What the task requires
Copy every item below line for line, without changing any character.

Rows
....
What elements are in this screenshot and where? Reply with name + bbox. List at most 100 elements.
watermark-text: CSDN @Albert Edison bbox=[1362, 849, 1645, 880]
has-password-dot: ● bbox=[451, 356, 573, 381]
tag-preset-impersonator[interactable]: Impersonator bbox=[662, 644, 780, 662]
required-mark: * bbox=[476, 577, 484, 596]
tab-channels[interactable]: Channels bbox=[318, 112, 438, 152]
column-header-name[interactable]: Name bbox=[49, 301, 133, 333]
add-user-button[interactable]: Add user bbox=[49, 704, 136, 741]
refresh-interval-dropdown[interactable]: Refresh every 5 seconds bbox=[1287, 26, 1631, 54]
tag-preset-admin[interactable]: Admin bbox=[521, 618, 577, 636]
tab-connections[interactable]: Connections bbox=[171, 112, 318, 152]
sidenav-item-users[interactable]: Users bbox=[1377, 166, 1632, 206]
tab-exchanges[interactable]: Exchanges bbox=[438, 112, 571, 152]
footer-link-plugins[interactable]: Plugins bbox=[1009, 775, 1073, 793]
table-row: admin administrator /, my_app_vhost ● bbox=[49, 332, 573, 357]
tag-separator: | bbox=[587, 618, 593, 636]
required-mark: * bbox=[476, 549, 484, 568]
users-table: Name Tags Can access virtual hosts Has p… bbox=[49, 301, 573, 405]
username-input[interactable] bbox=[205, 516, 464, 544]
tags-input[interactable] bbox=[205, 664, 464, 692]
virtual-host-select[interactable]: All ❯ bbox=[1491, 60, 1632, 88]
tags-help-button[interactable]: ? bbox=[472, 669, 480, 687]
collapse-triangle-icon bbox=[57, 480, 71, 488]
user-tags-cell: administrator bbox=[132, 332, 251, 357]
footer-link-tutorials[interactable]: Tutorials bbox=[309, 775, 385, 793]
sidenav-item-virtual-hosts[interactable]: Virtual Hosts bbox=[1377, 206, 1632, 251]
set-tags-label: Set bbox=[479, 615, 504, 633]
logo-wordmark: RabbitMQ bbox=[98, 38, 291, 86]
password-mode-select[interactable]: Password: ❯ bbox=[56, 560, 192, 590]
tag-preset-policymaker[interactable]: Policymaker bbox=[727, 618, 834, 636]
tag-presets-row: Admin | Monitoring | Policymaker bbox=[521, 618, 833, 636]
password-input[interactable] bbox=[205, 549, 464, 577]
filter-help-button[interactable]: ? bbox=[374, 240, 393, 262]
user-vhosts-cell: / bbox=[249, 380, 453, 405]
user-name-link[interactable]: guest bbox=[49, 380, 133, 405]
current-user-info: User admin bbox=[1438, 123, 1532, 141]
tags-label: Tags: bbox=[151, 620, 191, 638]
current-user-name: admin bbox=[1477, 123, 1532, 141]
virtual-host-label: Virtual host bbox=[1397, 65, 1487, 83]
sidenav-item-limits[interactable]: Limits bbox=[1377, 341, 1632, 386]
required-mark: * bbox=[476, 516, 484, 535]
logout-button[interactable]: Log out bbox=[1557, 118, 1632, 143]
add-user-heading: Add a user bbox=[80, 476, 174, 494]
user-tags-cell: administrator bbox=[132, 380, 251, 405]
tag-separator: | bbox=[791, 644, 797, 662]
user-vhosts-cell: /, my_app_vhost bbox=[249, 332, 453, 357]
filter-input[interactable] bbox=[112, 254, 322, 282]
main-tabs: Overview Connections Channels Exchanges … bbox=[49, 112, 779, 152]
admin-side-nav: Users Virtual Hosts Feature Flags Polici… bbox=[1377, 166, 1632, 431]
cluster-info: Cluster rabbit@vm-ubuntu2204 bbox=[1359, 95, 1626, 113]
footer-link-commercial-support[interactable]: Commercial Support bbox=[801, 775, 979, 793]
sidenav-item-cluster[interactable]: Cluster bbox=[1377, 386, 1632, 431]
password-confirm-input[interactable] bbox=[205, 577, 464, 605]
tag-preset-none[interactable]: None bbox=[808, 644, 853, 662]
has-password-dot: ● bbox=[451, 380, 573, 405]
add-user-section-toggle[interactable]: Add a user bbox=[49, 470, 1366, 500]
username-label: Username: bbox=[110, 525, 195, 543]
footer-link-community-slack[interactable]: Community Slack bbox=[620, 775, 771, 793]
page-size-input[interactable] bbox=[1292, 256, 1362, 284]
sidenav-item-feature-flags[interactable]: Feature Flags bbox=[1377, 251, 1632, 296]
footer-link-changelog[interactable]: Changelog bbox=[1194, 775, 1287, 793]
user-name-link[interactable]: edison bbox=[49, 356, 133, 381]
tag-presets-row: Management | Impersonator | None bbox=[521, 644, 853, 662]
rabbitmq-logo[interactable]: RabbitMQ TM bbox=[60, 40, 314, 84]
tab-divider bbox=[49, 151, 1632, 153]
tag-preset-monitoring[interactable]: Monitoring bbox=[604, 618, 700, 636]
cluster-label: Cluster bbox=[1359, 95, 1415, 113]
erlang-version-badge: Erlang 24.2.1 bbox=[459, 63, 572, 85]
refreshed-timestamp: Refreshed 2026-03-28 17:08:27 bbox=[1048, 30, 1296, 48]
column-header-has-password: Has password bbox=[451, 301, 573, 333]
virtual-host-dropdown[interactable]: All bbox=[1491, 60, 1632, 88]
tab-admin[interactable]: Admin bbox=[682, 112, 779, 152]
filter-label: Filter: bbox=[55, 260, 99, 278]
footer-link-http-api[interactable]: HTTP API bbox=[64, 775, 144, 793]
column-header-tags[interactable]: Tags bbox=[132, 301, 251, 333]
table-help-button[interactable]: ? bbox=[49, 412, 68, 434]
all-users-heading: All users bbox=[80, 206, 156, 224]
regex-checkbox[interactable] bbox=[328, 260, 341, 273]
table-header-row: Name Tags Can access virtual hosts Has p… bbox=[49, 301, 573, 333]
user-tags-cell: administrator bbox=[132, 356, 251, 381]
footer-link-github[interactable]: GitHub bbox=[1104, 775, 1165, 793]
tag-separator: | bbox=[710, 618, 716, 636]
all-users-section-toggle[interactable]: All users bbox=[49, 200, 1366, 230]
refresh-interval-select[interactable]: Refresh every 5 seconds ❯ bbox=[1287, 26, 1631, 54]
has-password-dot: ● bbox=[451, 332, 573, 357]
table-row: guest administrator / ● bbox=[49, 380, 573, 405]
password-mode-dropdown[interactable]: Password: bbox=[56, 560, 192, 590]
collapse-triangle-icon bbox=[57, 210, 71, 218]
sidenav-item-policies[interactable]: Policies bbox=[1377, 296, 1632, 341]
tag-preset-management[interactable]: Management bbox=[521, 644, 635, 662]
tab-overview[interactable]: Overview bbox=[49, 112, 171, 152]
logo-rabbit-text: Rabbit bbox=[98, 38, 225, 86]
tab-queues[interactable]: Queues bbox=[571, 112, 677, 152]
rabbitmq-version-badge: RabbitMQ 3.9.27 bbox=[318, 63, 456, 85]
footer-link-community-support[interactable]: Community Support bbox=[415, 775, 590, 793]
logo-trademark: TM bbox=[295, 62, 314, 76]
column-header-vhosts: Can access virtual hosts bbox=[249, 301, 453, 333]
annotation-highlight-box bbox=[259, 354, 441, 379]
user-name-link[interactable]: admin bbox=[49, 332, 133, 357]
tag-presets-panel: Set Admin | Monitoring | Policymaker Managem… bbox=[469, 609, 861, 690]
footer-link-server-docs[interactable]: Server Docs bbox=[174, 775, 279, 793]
....
Answer for this exercise
What elements are in this screenshot and where? Reply with name + bbox. List at most 100 elements.
watermark-text: CSDN @Albert Edison bbox=[1362, 849, 1645, 880]
has-password-dot: ● bbox=[451, 356, 573, 381]
tag-preset-impersonator[interactable]: Impersonator bbox=[662, 644, 780, 662]
required-mark: * bbox=[476, 577, 484, 596]
tab-channels[interactable]: Channels bbox=[318, 112, 438, 152]
column-header-name[interactable]: Name bbox=[49, 301, 133, 333]
add-user-button[interactable]: Add user bbox=[49, 704, 136, 741]
refresh-interval-dropdown[interactable]: Refresh every 5 seconds bbox=[1287, 26, 1631, 54]
tag-preset-admin[interactable]: Admin bbox=[521, 618, 577, 636]
tab-connections[interactable]: Connections bbox=[171, 112, 318, 152]
sidenav-item-users[interactable]: Users bbox=[1377, 166, 1632, 206]
tab-exchanges[interactable]: Exchanges bbox=[438, 112, 571, 152]
footer-link-plugins[interactable]: Plugins bbox=[1009, 775, 1073, 793]
table-row: admin administrator /, my_app_vhost ● bbox=[49, 332, 573, 357]
tag-separator: | bbox=[587, 618, 593, 636]
required-mark: * bbox=[476, 549, 484, 568]
users-table: Name Tags Can access virtual hosts Has p… bbox=[49, 301, 573, 405]
username-input[interactable] bbox=[205, 516, 464, 544]
tags-input[interactable] bbox=[205, 664, 464, 692]
virtual-host-select[interactable]: All ❯ bbox=[1491, 60, 1632, 88]
tags-help-button[interactable]: ? bbox=[472, 669, 480, 687]
collapse-triangle-icon bbox=[57, 480, 71, 488]
user-tags-cell: administrator bbox=[132, 332, 251, 357]
footer-link-tutorials[interactable]: Tutorials bbox=[309, 775, 385, 793]
sidenav-item-virtual-hosts[interactable]: Virtual Hosts bbox=[1377, 206, 1632, 251]
set-tags-label: Set bbox=[479, 615, 504, 633]
logo-wordmark: RabbitMQ bbox=[98, 38, 291, 86]
password-mode-select[interactable]: Password: ❯ bbox=[56, 560, 192, 590]
tag-preset-policymaker[interactable]: Policymaker bbox=[727, 618, 834, 636]
tag-presets-row: Admin | Monitoring | Policymaker bbox=[521, 618, 833, 636]
password-input[interactable] bbox=[205, 549, 464, 577]
filter-help-button[interactable]: ? bbox=[374, 240, 393, 262]
user-vhosts-cell: / bbox=[249, 380, 453, 405]
user-name-link[interactable]: guest bbox=[49, 380, 133, 405]
current-user-info: User admin bbox=[1438, 123, 1532, 141]
tags-label: Tags: bbox=[151, 620, 191, 638]
current-user-name: admin bbox=[1477, 123, 1532, 141]
virtual-host-label: Virtual host bbox=[1397, 65, 1487, 83]
sidenav-item-limits[interactable]: Limits bbox=[1377, 341, 1632, 386]
required-mark: * bbox=[476, 516, 484, 535]
logout-button[interactable]: Log out bbox=[1557, 118, 1632, 143]
add-user-heading: Add a user bbox=[80, 476, 174, 494]
user-tags-cell: administrator bbox=[132, 380, 251, 405]
tag-separator: | bbox=[791, 644, 797, 662]
user-vhosts-cell: /, my_app_vhost bbox=[249, 332, 453, 357]
filter-input[interactable] bbox=[112, 254, 322, 282]
main-tabs: Overview Connections Channels Exchanges … bbox=[49, 112, 779, 152]
admin-side-nav: Users Virtual Hosts Feature Flags Polici… bbox=[1377, 166, 1632, 431]
cluster-info: Cluster rabbit@vm-ubuntu2204 bbox=[1359, 95, 1626, 113]
footer-link-commercial-support[interactable]: Commercial Support bbox=[801, 775, 979, 793]
sidenav-item-cluster[interactable]: Cluster bbox=[1377, 386, 1632, 431]
password-confirm-input[interactable] bbox=[205, 577, 464, 605]
tag-preset-none[interactable]: None bbox=[808, 644, 853, 662]
has-password-dot: ● bbox=[451, 380, 573, 405]
add-user-section-toggle[interactable]: Add a user bbox=[49, 470, 1366, 500]
username-label: Username: bbox=[110, 525, 195, 543]
footer-link-community-slack[interactable]: Community Slack bbox=[620, 775, 771, 793]
page-size-input[interactable] bbox=[1292, 256, 1362, 284]
sidenav-item-feature-flags[interactable]: Feature Flags bbox=[1377, 251, 1632, 296]
footer-link-changelog[interactable]: Changelog bbox=[1194, 775, 1287, 793]
user-name-link[interactable]: edison bbox=[49, 356, 133, 381]
tag-presets-row: Management | Impersonator | None bbox=[521, 644, 853, 662]
rabbitmq-logo[interactable]: RabbitMQ TM bbox=[60, 40, 314, 84]
tab-divider bbox=[49, 151, 1632, 153]
tag-preset-monitoring[interactable]: Monitoring bbox=[604, 618, 700, 636]
cluster-label: Cluster bbox=[1359, 95, 1415, 113]
erlang-version-badge: Erlang 24.2.1 bbox=[459, 63, 572, 85]
refreshed-timestamp: Refreshed 2026-03-28 17:08:27 bbox=[1048, 30, 1296, 48]
column-header-has-password: Has password bbox=[451, 301, 573, 333]
virtual-host-dropdown[interactable]: All bbox=[1491, 60, 1632, 88]
tab-admin[interactable]: Admin bbox=[682, 112, 779, 152]
filter-label: Filter: bbox=[55, 260, 99, 278]
footer-link-http-api[interactable]: HTTP API bbox=[64, 775, 144, 793]
column-header-tags[interactable]: Tags bbox=[132, 301, 251, 333]
table-help-button[interactable]: ? bbox=[49, 412, 68, 434]
all-users-heading: All users bbox=[80, 206, 156, 224]
regex-checkbox[interactable] bbox=[328, 260, 341, 273]
table-header-row: Name Tags Can access virtual hosts Has p… bbox=[49, 301, 573, 333]
user-tags-cell: administrator bbox=[132, 356, 251, 381]
footer-link-github[interactable]: GitHub bbox=[1104, 775, 1165, 793]
tag-separator: | bbox=[710, 618, 716, 636]
all-users-section-toggle[interactable]: All users bbox=[49, 200, 1366, 230]
refresh-interval-select[interactable]: Refresh every 5 seconds ❯ bbox=[1287, 26, 1631, 54]
has-password-dot: ● bbox=[451, 332, 573, 357]
table-row: guest administrator / ● bbox=[49, 380, 573, 405]
password-mode-dropdown[interactable]: Password: bbox=[56, 560, 192, 590]
collapse-triangle-icon bbox=[57, 210, 71, 218]
sidenav-item-policies[interactable]: Policies bbox=[1377, 296, 1632, 341]
tag-preset-management[interactable]: Management bbox=[521, 644, 635, 662]
tab-overview[interactable]: Overview bbox=[49, 112, 171, 152]
logo-rabbit-text: Rabbit bbox=[98, 38, 225, 86]
tab-queues[interactable]: Queues bbox=[571, 112, 677, 152]
rabbitmq-version-badge: RabbitMQ 3.9.27 bbox=[318, 63, 456, 85]
footer-link-community-support[interactable]: Community Support bbox=[415, 775, 590, 793]
logo-trademark: TM bbox=[295, 62, 314, 76]
column-header-vhosts: Can access virtual hosts bbox=[249, 301, 453, 333]
annotation-highlight-box bbox=[259, 354, 441, 379]
user-name-link[interactable]: admin bbox=[49, 332, 133, 357]
tag-presets-panel: Set Admin | Monitoring | Policymaker Managem… bbox=[469, 609, 861, 690]
footer-link-server-docs[interactable]: Server Docs bbox=[174, 775, 279, 793]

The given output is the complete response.